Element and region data

+++

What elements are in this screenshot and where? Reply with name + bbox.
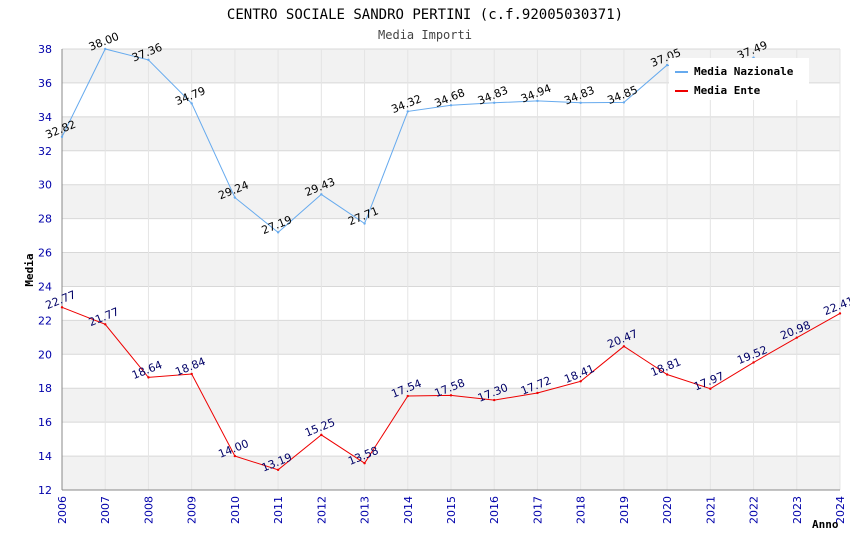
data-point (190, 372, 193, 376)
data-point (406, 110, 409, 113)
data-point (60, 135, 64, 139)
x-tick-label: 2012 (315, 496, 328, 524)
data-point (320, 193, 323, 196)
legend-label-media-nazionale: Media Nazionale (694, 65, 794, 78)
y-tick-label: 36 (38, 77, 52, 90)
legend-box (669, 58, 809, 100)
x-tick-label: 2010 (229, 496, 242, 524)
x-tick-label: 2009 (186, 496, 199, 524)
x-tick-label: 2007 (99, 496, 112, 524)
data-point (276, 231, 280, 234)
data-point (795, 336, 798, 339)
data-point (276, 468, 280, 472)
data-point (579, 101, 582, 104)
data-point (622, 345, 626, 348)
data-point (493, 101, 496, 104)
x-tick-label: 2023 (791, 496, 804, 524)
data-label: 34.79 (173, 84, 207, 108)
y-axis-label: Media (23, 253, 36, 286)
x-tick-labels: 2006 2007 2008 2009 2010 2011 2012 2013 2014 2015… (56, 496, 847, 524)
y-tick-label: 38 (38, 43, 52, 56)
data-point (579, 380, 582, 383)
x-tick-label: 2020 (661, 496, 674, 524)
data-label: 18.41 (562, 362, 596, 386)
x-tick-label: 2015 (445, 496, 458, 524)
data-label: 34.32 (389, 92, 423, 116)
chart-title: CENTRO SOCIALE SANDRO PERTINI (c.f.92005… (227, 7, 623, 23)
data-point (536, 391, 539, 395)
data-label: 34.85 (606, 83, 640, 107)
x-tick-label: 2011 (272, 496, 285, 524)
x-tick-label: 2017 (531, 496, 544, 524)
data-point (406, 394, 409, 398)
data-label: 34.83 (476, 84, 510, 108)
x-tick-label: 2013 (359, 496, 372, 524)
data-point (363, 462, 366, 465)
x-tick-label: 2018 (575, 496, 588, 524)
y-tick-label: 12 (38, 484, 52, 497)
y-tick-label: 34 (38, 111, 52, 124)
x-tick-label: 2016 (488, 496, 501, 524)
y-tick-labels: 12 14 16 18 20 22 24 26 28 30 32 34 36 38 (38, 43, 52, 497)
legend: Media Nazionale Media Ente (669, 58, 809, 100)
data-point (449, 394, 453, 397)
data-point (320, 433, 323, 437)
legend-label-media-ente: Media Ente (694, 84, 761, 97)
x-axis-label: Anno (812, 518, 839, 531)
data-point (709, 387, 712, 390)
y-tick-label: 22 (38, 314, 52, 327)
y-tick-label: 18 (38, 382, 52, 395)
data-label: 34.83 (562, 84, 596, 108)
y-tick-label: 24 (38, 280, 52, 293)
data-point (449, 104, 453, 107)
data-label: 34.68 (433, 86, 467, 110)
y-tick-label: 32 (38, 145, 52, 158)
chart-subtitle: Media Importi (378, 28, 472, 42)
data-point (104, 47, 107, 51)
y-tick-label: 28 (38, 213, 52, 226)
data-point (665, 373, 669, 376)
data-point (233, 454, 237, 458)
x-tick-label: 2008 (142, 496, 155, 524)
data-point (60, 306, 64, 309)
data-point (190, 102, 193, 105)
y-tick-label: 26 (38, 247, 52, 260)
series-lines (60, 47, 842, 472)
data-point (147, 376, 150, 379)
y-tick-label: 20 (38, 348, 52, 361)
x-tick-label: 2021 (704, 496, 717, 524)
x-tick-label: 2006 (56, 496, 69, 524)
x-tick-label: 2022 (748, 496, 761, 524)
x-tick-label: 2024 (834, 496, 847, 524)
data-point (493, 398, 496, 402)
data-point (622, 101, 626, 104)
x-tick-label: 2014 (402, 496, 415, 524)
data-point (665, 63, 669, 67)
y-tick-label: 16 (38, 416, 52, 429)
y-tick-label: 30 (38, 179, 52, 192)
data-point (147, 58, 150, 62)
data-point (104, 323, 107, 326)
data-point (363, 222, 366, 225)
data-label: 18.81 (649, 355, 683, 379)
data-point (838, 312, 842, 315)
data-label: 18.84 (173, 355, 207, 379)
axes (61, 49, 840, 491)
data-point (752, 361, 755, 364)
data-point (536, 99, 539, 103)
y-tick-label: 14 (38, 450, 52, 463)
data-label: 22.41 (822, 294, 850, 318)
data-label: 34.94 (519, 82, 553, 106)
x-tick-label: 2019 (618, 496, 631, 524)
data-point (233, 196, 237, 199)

+++

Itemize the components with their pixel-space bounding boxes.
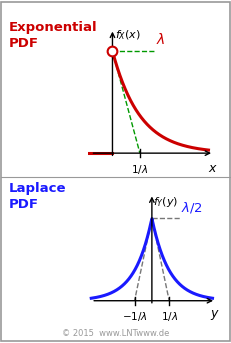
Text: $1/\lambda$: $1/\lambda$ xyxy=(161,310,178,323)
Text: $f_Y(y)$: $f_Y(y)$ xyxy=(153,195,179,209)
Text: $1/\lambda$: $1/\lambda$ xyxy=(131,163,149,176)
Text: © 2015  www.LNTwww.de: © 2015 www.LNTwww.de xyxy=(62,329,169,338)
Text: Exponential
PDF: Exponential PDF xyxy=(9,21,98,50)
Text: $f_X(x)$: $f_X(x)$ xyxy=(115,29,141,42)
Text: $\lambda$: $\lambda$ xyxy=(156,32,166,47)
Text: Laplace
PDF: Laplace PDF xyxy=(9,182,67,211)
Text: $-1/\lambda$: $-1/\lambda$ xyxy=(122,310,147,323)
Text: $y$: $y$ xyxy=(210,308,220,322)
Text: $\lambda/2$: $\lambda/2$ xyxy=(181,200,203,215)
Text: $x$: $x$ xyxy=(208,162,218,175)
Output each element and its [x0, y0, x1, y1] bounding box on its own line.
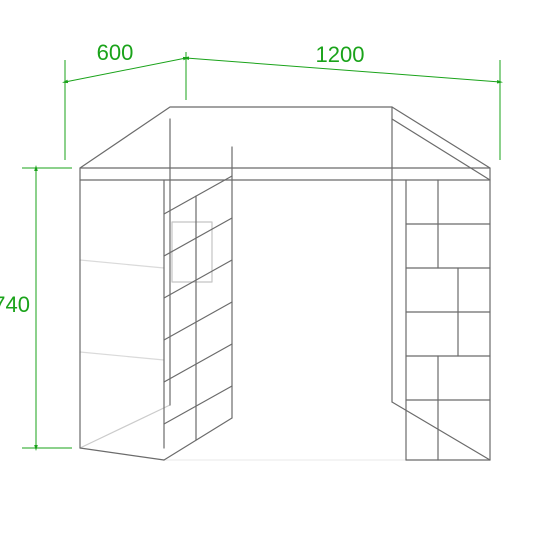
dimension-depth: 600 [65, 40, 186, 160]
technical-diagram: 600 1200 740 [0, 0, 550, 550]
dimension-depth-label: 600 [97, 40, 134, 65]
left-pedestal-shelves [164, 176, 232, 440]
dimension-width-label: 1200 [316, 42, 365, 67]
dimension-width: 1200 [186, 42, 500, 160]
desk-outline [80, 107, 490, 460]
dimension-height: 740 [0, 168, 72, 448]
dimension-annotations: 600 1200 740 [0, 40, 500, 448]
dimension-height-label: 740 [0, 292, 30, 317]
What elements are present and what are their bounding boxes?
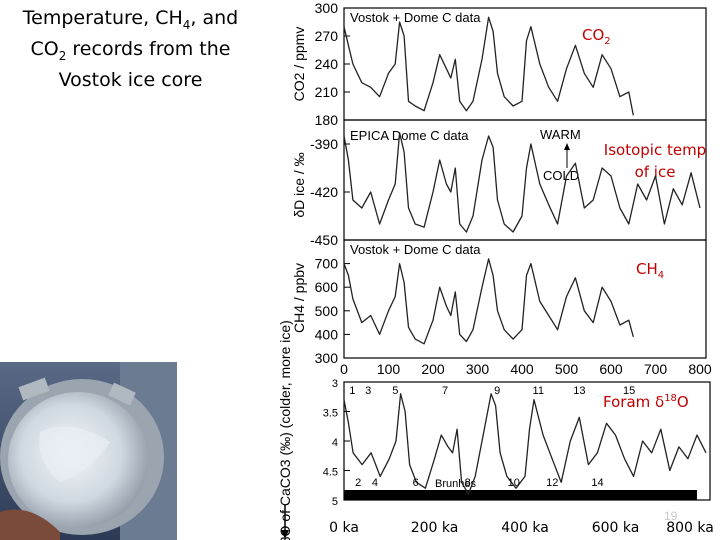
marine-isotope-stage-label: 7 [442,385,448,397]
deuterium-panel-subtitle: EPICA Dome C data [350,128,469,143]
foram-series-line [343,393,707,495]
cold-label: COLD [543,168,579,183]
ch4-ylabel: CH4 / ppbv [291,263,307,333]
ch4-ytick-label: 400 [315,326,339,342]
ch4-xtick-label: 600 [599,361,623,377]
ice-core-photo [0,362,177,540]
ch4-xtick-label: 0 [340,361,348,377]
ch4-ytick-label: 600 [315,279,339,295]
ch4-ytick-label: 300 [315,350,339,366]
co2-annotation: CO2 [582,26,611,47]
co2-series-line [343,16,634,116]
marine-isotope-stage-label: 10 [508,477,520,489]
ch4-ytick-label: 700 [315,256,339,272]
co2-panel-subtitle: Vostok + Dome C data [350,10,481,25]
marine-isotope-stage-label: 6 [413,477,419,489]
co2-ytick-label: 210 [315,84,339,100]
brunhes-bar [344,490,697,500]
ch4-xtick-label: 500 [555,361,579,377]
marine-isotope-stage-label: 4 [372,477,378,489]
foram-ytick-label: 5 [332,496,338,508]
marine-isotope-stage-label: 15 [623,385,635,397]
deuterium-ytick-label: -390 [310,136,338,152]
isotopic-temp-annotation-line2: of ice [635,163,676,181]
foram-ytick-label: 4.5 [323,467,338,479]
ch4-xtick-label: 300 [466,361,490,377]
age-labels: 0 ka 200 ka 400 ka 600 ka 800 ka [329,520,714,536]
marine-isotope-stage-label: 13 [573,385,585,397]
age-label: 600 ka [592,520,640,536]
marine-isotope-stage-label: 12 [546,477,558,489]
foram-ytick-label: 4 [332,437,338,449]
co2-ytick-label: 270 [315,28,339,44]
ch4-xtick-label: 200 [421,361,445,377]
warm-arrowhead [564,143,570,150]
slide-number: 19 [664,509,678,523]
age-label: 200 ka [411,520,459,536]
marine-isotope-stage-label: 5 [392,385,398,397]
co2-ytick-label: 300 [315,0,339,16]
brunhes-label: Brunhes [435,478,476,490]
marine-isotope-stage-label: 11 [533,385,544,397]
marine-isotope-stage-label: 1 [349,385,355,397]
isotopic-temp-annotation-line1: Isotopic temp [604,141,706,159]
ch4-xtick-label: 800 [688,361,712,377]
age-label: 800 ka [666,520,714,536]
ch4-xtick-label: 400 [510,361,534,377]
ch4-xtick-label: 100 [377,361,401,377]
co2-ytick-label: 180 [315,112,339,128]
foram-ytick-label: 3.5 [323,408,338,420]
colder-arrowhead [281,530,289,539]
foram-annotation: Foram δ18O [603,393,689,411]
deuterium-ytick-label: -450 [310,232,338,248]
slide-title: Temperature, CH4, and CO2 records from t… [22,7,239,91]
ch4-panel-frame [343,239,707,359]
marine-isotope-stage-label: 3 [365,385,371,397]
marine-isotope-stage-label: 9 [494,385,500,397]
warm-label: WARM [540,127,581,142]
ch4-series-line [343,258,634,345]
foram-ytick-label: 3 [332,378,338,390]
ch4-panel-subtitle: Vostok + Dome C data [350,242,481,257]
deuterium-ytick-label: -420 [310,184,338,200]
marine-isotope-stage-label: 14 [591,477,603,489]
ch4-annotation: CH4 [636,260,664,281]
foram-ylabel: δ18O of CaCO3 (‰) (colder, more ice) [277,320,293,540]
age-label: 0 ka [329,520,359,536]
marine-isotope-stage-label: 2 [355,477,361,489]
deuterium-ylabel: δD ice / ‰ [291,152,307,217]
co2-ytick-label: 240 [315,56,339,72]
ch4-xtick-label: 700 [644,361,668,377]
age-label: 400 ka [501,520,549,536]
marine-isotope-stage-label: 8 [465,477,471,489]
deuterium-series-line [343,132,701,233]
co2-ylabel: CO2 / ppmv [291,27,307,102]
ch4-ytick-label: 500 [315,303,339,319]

+++

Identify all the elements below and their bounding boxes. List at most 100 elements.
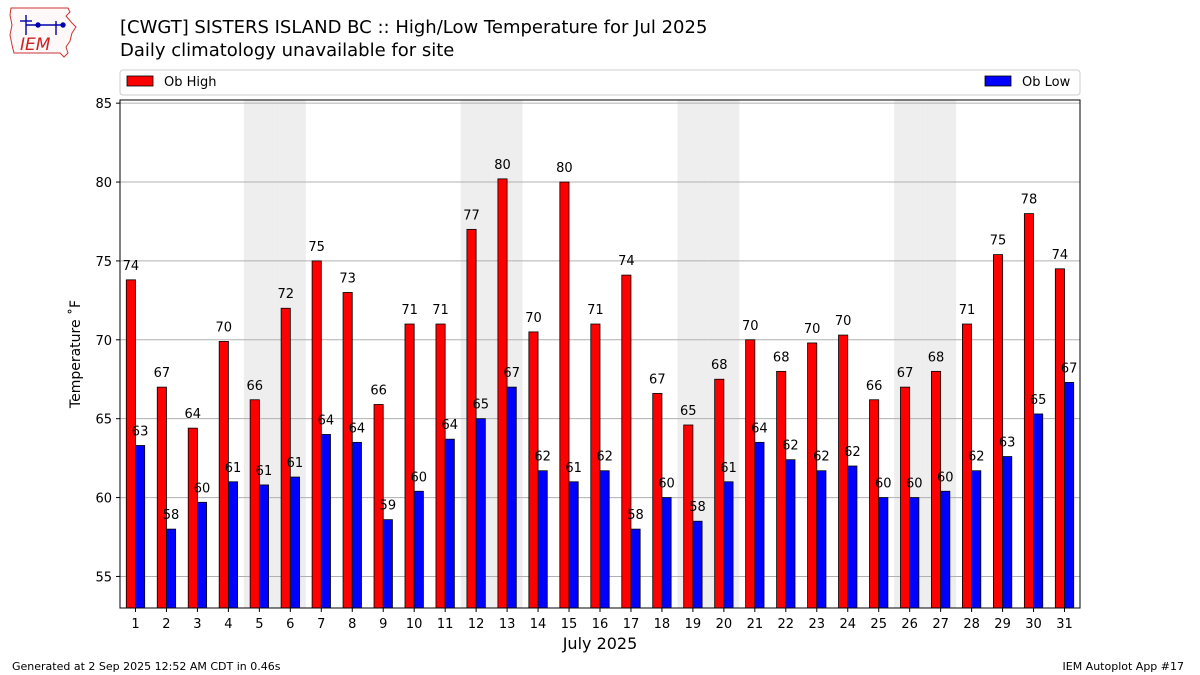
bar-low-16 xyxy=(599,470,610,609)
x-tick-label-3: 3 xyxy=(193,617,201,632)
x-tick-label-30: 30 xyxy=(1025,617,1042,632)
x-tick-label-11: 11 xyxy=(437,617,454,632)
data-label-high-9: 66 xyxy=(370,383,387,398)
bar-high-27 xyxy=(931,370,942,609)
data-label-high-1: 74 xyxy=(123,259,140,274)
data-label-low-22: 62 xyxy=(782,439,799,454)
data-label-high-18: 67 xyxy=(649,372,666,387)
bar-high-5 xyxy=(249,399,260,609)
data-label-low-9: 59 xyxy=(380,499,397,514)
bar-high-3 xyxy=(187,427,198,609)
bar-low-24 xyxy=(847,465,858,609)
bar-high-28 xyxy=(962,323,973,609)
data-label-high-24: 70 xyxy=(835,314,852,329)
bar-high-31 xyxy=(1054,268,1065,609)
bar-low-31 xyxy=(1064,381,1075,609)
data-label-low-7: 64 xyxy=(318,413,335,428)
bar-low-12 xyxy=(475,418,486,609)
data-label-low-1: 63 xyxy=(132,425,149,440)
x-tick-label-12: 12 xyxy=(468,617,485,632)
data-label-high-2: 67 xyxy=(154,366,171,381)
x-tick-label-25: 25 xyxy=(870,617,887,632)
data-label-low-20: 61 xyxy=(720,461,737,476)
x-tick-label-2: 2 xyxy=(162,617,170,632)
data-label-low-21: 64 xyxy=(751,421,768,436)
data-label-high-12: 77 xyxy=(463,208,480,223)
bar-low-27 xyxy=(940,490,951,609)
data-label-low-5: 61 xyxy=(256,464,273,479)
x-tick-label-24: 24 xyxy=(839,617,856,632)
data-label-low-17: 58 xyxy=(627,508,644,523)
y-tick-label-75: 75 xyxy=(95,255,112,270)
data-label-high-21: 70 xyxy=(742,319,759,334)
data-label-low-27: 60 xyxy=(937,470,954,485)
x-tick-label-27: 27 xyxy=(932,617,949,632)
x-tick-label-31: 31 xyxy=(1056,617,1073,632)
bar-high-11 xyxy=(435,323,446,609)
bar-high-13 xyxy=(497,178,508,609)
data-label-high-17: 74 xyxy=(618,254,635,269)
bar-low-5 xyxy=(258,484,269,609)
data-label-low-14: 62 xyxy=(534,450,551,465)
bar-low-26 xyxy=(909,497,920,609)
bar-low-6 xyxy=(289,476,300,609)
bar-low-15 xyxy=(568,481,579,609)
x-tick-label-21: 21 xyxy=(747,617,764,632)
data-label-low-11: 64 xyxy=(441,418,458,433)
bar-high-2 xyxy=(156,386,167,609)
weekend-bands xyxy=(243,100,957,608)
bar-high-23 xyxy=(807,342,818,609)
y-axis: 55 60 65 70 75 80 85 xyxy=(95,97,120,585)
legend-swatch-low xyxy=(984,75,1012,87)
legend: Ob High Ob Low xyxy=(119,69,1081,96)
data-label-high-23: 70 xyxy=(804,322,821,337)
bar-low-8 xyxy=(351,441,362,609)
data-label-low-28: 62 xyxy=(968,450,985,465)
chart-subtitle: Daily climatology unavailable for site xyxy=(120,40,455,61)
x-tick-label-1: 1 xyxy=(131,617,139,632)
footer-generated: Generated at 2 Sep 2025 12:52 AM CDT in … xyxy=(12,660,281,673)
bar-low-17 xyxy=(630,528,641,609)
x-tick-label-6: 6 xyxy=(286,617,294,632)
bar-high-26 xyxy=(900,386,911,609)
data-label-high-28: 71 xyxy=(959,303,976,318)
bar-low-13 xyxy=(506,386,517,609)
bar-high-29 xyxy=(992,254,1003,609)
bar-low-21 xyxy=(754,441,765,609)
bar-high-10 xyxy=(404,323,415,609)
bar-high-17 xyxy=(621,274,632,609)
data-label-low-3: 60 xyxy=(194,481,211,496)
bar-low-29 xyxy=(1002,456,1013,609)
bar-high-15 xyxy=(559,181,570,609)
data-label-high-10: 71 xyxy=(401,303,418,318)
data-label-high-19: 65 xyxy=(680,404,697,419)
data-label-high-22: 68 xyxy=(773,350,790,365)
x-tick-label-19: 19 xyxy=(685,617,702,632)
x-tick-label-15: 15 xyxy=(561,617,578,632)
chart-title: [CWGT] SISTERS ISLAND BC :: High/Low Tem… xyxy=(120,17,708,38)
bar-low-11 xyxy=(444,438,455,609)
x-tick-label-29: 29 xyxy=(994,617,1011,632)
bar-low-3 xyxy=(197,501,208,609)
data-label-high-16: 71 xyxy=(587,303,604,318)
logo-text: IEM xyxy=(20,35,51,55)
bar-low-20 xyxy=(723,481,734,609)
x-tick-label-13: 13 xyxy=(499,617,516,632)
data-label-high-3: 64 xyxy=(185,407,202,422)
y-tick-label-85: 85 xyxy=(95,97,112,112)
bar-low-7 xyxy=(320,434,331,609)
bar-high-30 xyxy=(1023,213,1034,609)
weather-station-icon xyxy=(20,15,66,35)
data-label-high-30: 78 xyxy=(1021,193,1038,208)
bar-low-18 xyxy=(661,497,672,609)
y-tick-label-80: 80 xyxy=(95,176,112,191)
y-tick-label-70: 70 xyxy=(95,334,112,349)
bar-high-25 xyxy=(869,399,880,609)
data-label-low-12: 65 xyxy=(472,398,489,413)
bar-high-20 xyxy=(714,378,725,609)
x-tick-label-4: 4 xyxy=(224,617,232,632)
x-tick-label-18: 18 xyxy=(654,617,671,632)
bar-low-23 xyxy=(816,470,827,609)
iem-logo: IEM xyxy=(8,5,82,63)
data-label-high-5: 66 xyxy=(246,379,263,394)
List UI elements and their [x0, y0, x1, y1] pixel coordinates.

+++

What you are asked to do: Can you output the lines of the listing above, starting with the line containing "dimension-depth: 600 [65, 40, 186, 160]" and going on through the line containing "What elements are present", as a JSON list of strings with one string per line and any blank lines omitted?

Response to this task:
[
  "dimension-depth: 600 [65, 40, 186, 160]",
  "technical-diagram: 600 1200 740 [0, 0, 550, 550]",
  "dimension-depth-label: 600 [97, 40, 134, 65]",
  "left-pedestal-shelves [164, 176, 232, 440]",
  "dimension-width-label: 1200 [316, 42, 365, 67]",
  "dimension-width: 1200 [186, 42, 500, 160]",
  "desk-outline [80, 107, 490, 460]",
  "dimension-height: 740 [0, 168, 72, 448]",
  "dimension-annotations: 600 1200 740 [0, 40, 500, 448]",
  "dimension-height-label: 740 [0, 292, 30, 317]",
  "What elements are present and what are their bounding boxes?"
]